### Lista de actividades:
1/ Responde estas preguntas sobre el texto acerca de la crítica en el ámbito cofrade:
(a) ¿Con qué mezcla se anuncia que se va a hablar del personaje?
(b) ¿Qué alternativa le queda a quien se sienta incapaz de soportar una crítica legítima?
(c) ¿Cuál suele ser la respuesta de estos sujetos ante la crítica?
2/ Copia del texto acerca de la crítica en el ámbito cofrade el fragmento que empieza en las palabras "Porque convengamos, no" y termina tras las palabras "el aplauso efímero.".
3/ ¿Puedes continuar el texto acerca de la crítica en el ámbito cofrade a partir de su última oración?

### Texto de lectura:
● ● ●

El cirineo | «Yo no quiero salir en Gente de Paz»

Hay ocasiones en que uno se encuentra frente a figuras que parecen vivir en una especie de universo paralelo, un espacio donde el brillo del protagonismo se disfruta sin la más mínima conciencia de que la notoriedad acarrea también la obligación inevitable de la crítica. Y es precisamente de esto de lo que vamos a hablar, con una mezcla de hastío y socarronería: de aquel personaje del ámbito cofrade que ha decidido erigirse en víctima perpetua de su propia visibilidad, en mártir voluntario de un escenario que él mismo ha elegido.

Porque convengamos, no hay mayor ingenuidad que quejarse de las consecuencias de ser un personaje público. En la vida de la cofradía, y muy especialmente en el ámbito en que Gente de Paz ejerce su labor, todo capataz, músico, artista, hermano mayor, presidente, diputado mayor de gobierno, político o cualquier otra posición de notoriedad se encuentra inevitablemente expuesto al escrutinio y al juicio crítico, tanto de la prensa especializada como de la opinión formada de la comunidad. Quien se sienta incapaz de soportar una crítica legítima, no tiene más alternativa que abandonar la escena pública y retirarse a la sombra, lejos del oropel, los focos y el aplauso efímero.

Y sin embargo, de cuando en cuando, tenemos que soportar la reacción de ciertos personajes ante lo que, para cualquier observador medianamente sensato, constituye la crítica más elemental. No un ataque personal, ni un juicio moral absoluto, sino una opinión subjetiva sobre su labor, un comentario sobre su desempeño, algo que se da por hecho que forma parte de la vida de todo aquel que elige ocupar un espacio público. Que no se puede gustar a todo el mundo, vaya. La respuesta de estos sujetos, como cabría esperar, suele ser beligerancia iracunda, desdén y un barniz de indignación dramática, como si la crítica fuese un insulto a su propia existencia.

● ● ●

Datos de análisis de la maquetación de páginas
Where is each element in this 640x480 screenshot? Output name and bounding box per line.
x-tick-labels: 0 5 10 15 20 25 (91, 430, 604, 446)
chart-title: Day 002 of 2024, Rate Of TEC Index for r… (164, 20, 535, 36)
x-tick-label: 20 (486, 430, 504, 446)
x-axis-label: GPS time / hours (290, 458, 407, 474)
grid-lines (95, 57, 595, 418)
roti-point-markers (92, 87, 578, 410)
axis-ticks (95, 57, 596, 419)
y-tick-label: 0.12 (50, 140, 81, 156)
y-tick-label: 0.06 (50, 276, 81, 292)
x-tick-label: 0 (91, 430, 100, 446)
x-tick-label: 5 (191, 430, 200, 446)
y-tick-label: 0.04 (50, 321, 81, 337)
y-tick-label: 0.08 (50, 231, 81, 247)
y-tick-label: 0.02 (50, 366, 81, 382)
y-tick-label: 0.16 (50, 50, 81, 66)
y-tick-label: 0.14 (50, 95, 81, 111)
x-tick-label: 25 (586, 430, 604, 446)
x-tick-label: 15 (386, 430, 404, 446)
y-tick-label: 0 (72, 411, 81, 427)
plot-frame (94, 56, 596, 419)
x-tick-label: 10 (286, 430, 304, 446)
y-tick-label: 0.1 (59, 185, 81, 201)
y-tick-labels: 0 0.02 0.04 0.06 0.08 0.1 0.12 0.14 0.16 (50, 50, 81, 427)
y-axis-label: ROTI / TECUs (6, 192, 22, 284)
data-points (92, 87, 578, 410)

● ● ●

### Respuestas:
1/
(a) Con una mezcla de hastío y socarronería.
(b) Abandonar la escena pública y retirarse a la sombra, lejos del oropel, los focos y el aplauso efímero.
(c) Beligerancia iracunda, desdén y un barniz de indignación dramática.

2/
Porque convengamos, no hay mayor ingenuidad que quejarse de las consecuencias de ser un personaje público. En la vida de la cofradía, y muy especialmente en el ámbito en que Gente de Paz ejerce su labor, todo capataz, músico, artista, hermano mayor, presidente, diputado mayor de gobierno, político o cualquier otra posición de notoriedad se encuentra inevitablemente expuesto al escrutinio y al juicio crítico, tanto de la prensa especializada como de la opinión formada de la comunidad. Quien se sienta incapaz de soportar una crítica legítima, no tiene más alternativa que abandonar la escena pública y retirarse a la sombra, lejos del oropel, los focos y el aplauso efímero.

3/
Pero la realidad es tozuda y no entiende de sentimientos delicados ni de sensibilidades a flor de piel: si quieres los focos y el brillo, si te gusta el aplauso cuando lo haces bien, también debes aceptar, con la misma entereza, la crítica cuando no cumples las expectativas. Quien no esté dispuesto a soportar la exposición, a escuchar la opinión ajena, a ser sometido al juicio de quienes forman la comunidad cofrade, debería cambiar de actividad y dedicarse a algo más íntimo, discreto y privado: contabilidad, jardinería, sepultura… cualquier tarea que no implique aparecer en la arena pública donde, inevitablemente, se juzga y se evalúa.

Y, por si quedase alguna duda, lo diré aún más clarito: ¿«Yo no quiero salir en Gente de Paz, lo he dicho siempre»? Pues bien, te aguantas. Lo repito con todas las letras: TE AGUANTAS. Si alguien elige vivir a la luz pública, no puede aspirar a protegerse del reflejo de esa luz ni de la sombra inevitable de la crítica. No existe la exclusión selectiva; no hay una burbuja donde solo entren los aplausos y se filtren los juicios incómodos. Es parte del trato, implícito e ineludible, de asumir un rol público. Y mucho menos si uno juega a postularse, sólo o en compañía de otros, en casi todas las quinielas.

Que le quede meridianamente claro a todos aquellos que fantasean con el estatus y la fama cofrade: la notoriedad conlleva responsabilidad y exposición, no un pacto de impunidad frente a la opinión ajena. También a quienes escribimos en este pequeño rincón de libertad, por supuesto. Si los halagos son dulces, las críticas son amargas, pero ambas forman parte del mismo banquete. Quien no lo acepte, sencillamente, que se retire del escenario y deje la carga del cirineo a quien esté dispuesto a soportarlo. Porque aquí, en Gente de Paz, no celebramos la delicadeza hipócrita ni los caprichos de la sensibilidad frágil: celebramos la verdad, aunque pique, aunque incomode y aunque haga saltar la ira de los que creen que la fama los protege del juicio ajeno.